WRITTEN INSTRUCTION:
For every line in the records that has the word "name", make a copy.

▬▬▬▬▬▬▬▬▬▬

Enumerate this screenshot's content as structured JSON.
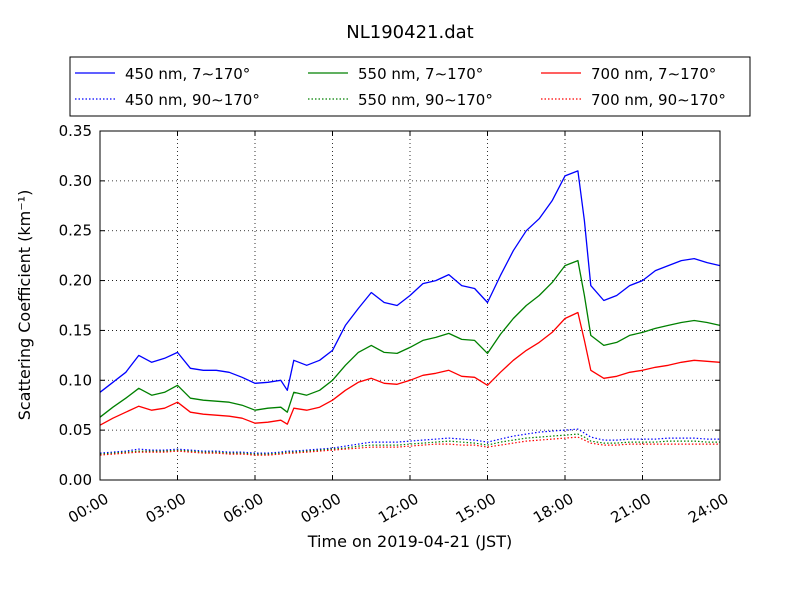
{
  "chart_data": {
    "type": "line",
    "title": "NL190421.dat",
    "xlabel": "Time on 2019-04-21 (JST)",
    "ylabel": "Scattering Coefficient (km⁻¹)",
    "x_unit": "time of day",
    "xlim": [
      "00:00",
      "24:00"
    ],
    "ylim": [
      0.0,
      0.35
    ],
    "xticks": [
      "00:00",
      "03:00",
      "06:00",
      "09:00",
      "12:00",
      "15:00",
      "18:00",
      "21:00",
      "24:00"
    ],
    "yticks": [
      "0.00",
      "0.05",
      "0.10",
      "0.15",
      "0.20",
      "0.25",
      "0.30",
      "0.35"
    ],
    "grid": true,
    "legend_location": "top, above plot",
    "x": [
      "00:00",
      "00:30",
      "01:00",
      "01:30",
      "02:00",
      "02:30",
      "03:00",
      "03:30",
      "04:00",
      "04:30",
      "05:00",
      "05:30",
      "06:00",
      "06:30",
      "07:00",
      "07:15",
      "07:30",
      "08:00",
      "08:30",
      "09:00",
      "09:30",
      "10:00",
      "10:30",
      "11:00",
      "11:30",
      "12:00",
      "12:30",
      "13:00",
      "13:30",
      "14:00",
      "14:30",
      "15:00",
      "15:30",
      "16:00",
      "16:30",
      "17:00",
      "17:30",
      "18:00",
      "18:30",
      "18:45",
      "19:00",
      "19:30",
      "20:00",
      "20:30",
      "21:00",
      "21:30",
      "22:00",
      "22:30",
      "23:00",
      "23:30",
      "24:00"
    ],
    "series": [
      {
        "name": "450 nm, 7∼170°",
        "color": "#0000ff",
        "style": "solid",
        "values": [
          0.088,
          0.098,
          0.108,
          0.125,
          0.118,
          0.122,
          0.128,
          0.112,
          0.11,
          0.11,
          0.108,
          0.103,
          0.097,
          0.098,
          0.1,
          0.09,
          0.12,
          0.115,
          0.12,
          0.13,
          0.155,
          0.172,
          0.188,
          0.178,
          0.175,
          0.185,
          0.197,
          0.2,
          0.206,
          0.195,
          0.192,
          0.178,
          0.205,
          0.23,
          0.25,
          0.262,
          0.28,
          0.305,
          0.31,
          0.26,
          0.195,
          0.18,
          0.185,
          0.195,
          0.2,
          0.21,
          0.215,
          0.22,
          0.222,
          0.218,
          0.215
        ]
      },
      {
        "name": "450 nm, 90∼170°",
        "color": "#0000ff",
        "style": "dotted",
        "values": [
          0.027,
          0.028,
          0.029,
          0.031,
          0.03,
          0.03,
          0.031,
          0.03,
          0.029,
          0.029,
          0.028,
          0.028,
          0.027,
          0.027,
          0.028,
          0.029,
          0.029,
          0.03,
          0.031,
          0.032,
          0.034,
          0.036,
          0.038,
          0.038,
          0.038,
          0.039,
          0.04,
          0.041,
          0.042,
          0.041,
          0.04,
          0.038,
          0.041,
          0.044,
          0.046,
          0.048,
          0.049,
          0.05,
          0.051,
          0.047,
          0.043,
          0.04,
          0.04,
          0.041,
          0.041,
          0.041,
          0.042,
          0.042,
          0.042,
          0.041,
          0.041
        ]
      },
      {
        "name": "550 nm, 7∼170°",
        "color": "#008000",
        "style": "solid",
        "values": [
          0.063,
          0.073,
          0.082,
          0.092,
          0.085,
          0.088,
          0.095,
          0.082,
          0.08,
          0.079,
          0.078,
          0.075,
          0.07,
          0.072,
          0.073,
          0.068,
          0.088,
          0.085,
          0.09,
          0.1,
          0.115,
          0.128,
          0.135,
          0.128,
          0.127,
          0.133,
          0.14,
          0.143,
          0.147,
          0.141,
          0.14,
          0.127,
          0.146,
          0.162,
          0.175,
          0.185,
          0.198,
          0.215,
          0.22,
          0.185,
          0.145,
          0.135,
          0.138,
          0.145,
          0.148,
          0.152,
          0.155,
          0.158,
          0.16,
          0.158,
          0.155
        ]
      },
      {
        "name": "550 nm, 90∼170°",
        "color": "#008000",
        "style": "dotted",
        "values": [
          0.026,
          0.027,
          0.028,
          0.029,
          0.029,
          0.029,
          0.03,
          0.029,
          0.028,
          0.028,
          0.027,
          0.027,
          0.026,
          0.026,
          0.027,
          0.028,
          0.028,
          0.029,
          0.03,
          0.031,
          0.032,
          0.034,
          0.035,
          0.035,
          0.035,
          0.036,
          0.037,
          0.038,
          0.039,
          0.038,
          0.037,
          0.035,
          0.038,
          0.04,
          0.042,
          0.043,
          0.044,
          0.045,
          0.046,
          0.043,
          0.039,
          0.037,
          0.037,
          0.038,
          0.038,
          0.038,
          0.039,
          0.039,
          0.039,
          0.038,
          0.038
        ]
      },
      {
        "name": "700 nm, 7∼170°",
        "color": "#ff0000",
        "style": "solid",
        "values": [
          0.055,
          0.062,
          0.068,
          0.074,
          0.07,
          0.072,
          0.078,
          0.068,
          0.066,
          0.065,
          0.064,
          0.062,
          0.057,
          0.058,
          0.06,
          0.056,
          0.072,
          0.07,
          0.073,
          0.08,
          0.09,
          0.098,
          0.102,
          0.097,
          0.096,
          0.1,
          0.105,
          0.107,
          0.11,
          0.104,
          0.103,
          0.095,
          0.108,
          0.12,
          0.13,
          0.138,
          0.148,
          0.162,
          0.168,
          0.14,
          0.11,
          0.102,
          0.104,
          0.108,
          0.11,
          0.113,
          0.115,
          0.118,
          0.12,
          0.119,
          0.118
        ]
      },
      {
        "name": "700 nm, 90∼170°",
        "color": "#ff0000",
        "style": "dotted",
        "values": [
          0.025,
          0.026,
          0.027,
          0.028,
          0.028,
          0.028,
          0.029,
          0.028,
          0.027,
          0.027,
          0.026,
          0.026,
          0.025,
          0.025,
          0.026,
          0.027,
          0.027,
          0.028,
          0.029,
          0.03,
          0.031,
          0.032,
          0.033,
          0.033,
          0.033,
          0.034,
          0.035,
          0.036,
          0.036,
          0.035,
          0.035,
          0.033,
          0.035,
          0.037,
          0.039,
          0.04,
          0.041,
          0.042,
          0.043,
          0.04,
          0.037,
          0.035,
          0.035,
          0.036,
          0.036,
          0.036,
          0.036,
          0.036,
          0.036,
          0.036,
          0.036
        ]
      }
    ]
  }
}
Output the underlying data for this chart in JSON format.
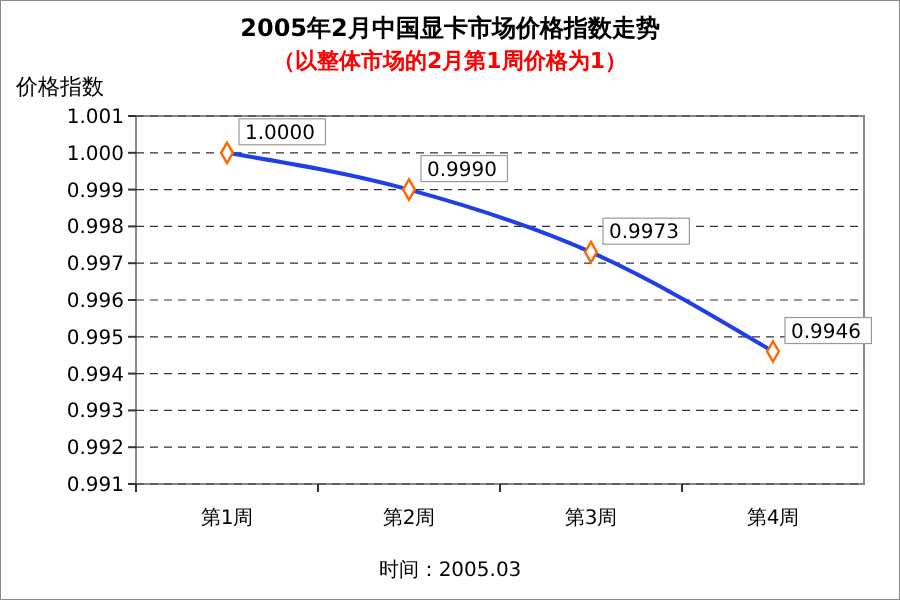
{
  "chart_data": {
    "type": "line",
    "title": "2005年2月中国显卡市场价格指数走势",
    "subtitle": "（以整体市场的2月第1周价格为1）",
    "ylabel": "价格指数",
    "categories": [
      "第1周",
      "第2周",
      "第3周",
      "第4周"
    ],
    "series": [
      {
        "color": "#1f3fe8",
        "values": [
          1.0,
          0.999,
          0.9973,
          0.9946
        ],
        "value_labels": [
          "1.0000",
          "0.9990",
          "0.9973",
          "0.9946"
        ]
      }
    ],
    "ylim": [
      0.991,
      1.001
    ],
    "yticks": [
      {
        "value": 0.991,
        "label": "0.991"
      },
      {
        "value": 0.992,
        "label": "0.992"
      },
      {
        "value": 0.993,
        "label": "0.993"
      },
      {
        "value": 0.994,
        "label": "0.994"
      },
      {
        "value": 0.995,
        "label": "0.995"
      },
      {
        "value": 0.996,
        "label": "0.996"
      },
      {
        "value": 0.997,
        "label": "0.997"
      },
      {
        "value": 0.998,
        "label": "0.998"
      },
      {
        "value": 0.999,
        "label": "0.999"
      },
      {
        "value": 1.0,
        "label": "1.000"
      },
      {
        "value": 1.001,
        "label": "1.001"
      }
    ],
    "grid": "y",
    "marker": "diamond",
    "line_style": "solid",
    "annotations": [
      "时间：2005.03"
    ]
  }
}
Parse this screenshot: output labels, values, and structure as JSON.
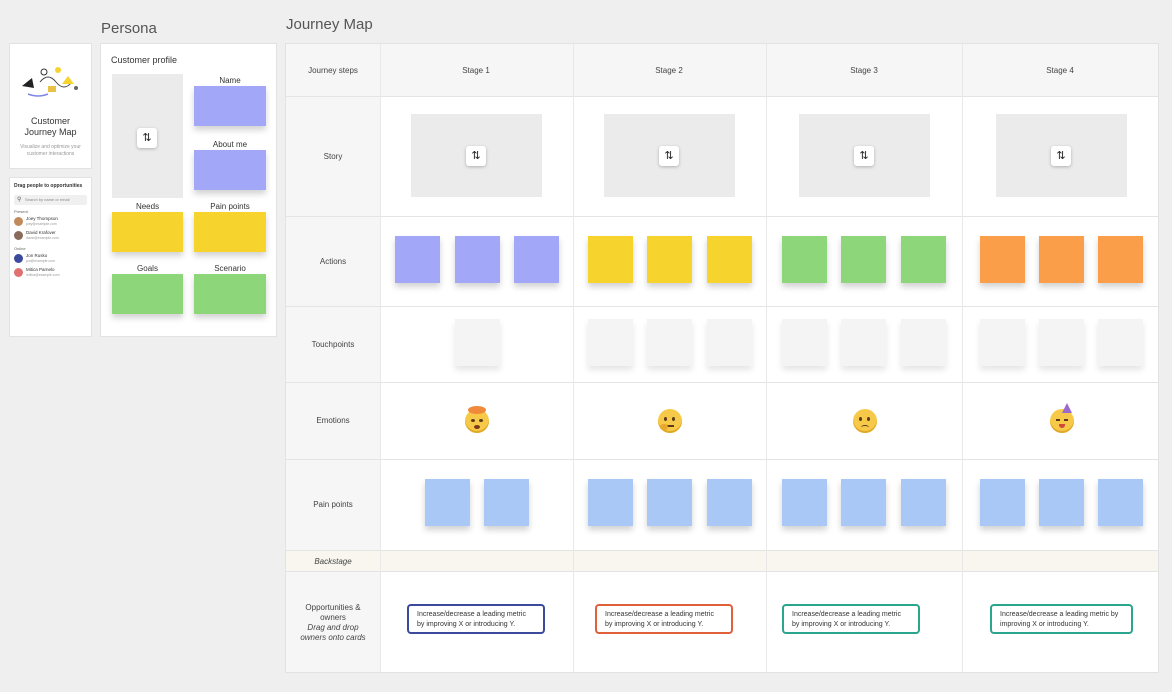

▬▬▬▬▬▬▬▬▬▬

FINISHED EXERCISE:
        "name": "450 nm, 7∼170°",
        "name": "450 nm, 90∼170°",
        "name": "550 nm, 7∼170°",
        "name": "550 nm, 90∼170°",
        "name": "700 nm, 7∼170°",
        "name": "700 nm, 90∼170°",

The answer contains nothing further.